Activity ->
Pick out the lines in the listing below that contain the word "Parietal" and copy them.

Exercise material ->
========

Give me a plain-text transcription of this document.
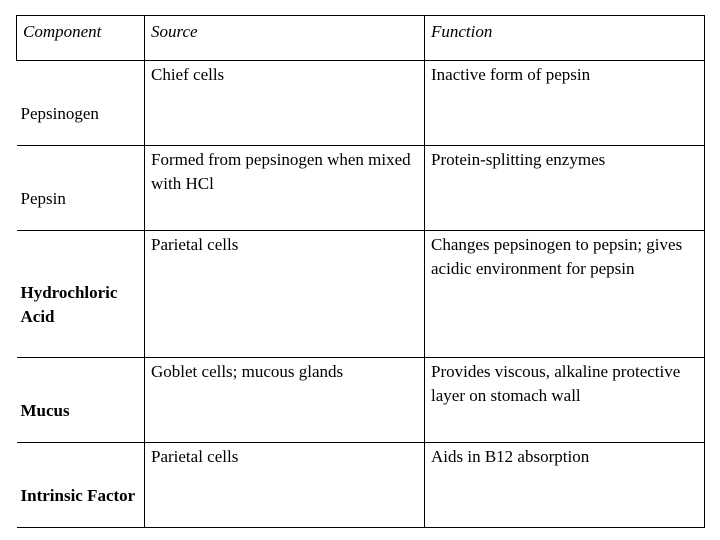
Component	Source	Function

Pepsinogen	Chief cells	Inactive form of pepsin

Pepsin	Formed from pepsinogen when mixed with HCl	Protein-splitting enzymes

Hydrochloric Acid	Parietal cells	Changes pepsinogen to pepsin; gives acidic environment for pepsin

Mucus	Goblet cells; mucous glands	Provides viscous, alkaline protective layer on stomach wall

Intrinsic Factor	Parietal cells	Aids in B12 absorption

========

Answer below ->
Hydrochloric Acid	Parietal cells	Changes pepsinogen to pepsin; gives acidic environment for pepsin
Intrinsic Factor	Parietal cells	Aids in B12 absorption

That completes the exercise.